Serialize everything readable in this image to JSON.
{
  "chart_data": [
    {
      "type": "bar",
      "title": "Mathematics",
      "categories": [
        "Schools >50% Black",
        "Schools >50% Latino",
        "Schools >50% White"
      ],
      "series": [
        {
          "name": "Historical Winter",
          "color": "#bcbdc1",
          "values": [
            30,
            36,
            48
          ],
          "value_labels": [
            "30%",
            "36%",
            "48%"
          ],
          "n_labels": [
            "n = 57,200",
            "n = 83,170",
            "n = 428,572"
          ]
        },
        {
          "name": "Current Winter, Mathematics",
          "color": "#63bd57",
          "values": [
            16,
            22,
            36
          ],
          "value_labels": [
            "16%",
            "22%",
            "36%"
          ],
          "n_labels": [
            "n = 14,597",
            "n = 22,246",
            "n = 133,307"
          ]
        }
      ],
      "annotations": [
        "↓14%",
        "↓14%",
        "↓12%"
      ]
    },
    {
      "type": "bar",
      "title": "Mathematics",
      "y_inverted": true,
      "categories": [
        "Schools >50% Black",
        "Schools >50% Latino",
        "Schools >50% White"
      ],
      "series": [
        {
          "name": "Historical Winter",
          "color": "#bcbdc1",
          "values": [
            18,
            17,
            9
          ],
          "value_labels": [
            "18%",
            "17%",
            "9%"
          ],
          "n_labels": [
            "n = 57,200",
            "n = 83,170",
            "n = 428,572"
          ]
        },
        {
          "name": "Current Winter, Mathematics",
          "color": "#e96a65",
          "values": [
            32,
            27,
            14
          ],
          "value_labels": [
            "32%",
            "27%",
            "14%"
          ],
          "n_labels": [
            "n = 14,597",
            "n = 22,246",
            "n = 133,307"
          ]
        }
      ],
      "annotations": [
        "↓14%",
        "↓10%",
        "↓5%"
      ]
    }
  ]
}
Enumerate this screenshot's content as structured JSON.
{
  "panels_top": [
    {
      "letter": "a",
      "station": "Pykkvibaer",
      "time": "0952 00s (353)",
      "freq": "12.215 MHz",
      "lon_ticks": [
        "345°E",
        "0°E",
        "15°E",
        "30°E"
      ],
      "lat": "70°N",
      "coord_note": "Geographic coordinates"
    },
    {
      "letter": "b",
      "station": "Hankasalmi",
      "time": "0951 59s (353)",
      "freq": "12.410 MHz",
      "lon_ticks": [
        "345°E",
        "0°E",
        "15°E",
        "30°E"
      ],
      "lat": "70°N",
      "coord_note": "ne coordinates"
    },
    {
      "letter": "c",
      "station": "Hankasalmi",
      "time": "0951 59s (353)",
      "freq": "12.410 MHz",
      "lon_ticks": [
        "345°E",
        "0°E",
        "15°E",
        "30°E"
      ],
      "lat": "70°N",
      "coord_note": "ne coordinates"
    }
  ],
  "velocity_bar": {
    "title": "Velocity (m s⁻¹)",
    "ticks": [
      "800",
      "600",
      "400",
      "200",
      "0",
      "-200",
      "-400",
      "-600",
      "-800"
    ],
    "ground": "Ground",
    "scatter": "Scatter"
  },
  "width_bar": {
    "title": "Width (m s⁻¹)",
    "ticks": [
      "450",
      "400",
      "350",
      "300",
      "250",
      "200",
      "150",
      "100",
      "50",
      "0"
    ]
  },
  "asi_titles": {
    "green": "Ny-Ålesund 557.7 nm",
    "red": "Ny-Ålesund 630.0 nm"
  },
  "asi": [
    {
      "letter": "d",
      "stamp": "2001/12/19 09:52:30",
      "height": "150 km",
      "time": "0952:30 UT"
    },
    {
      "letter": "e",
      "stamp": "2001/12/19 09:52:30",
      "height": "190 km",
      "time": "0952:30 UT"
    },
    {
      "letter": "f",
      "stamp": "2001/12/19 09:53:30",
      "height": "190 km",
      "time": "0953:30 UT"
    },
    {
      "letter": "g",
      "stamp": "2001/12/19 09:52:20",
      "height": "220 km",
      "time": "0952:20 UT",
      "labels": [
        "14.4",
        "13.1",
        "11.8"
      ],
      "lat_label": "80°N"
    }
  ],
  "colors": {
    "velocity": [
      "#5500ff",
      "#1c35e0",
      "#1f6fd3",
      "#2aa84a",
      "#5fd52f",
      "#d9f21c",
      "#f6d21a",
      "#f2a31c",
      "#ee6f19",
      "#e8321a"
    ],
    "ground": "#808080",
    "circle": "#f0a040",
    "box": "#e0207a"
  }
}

....................

■ Directive
All lines of the data above that include the word "time" must be shown.

■ Task answer
      "time": "0952 00s (353)",
      "time": "0951 59s (353)",
      "time": "0951 59s (353)",
      "time": "0952:30 UT"
      "time": "0952:30 UT"
      "time": "0953:30 UT"
      "time": "0952:20 UT",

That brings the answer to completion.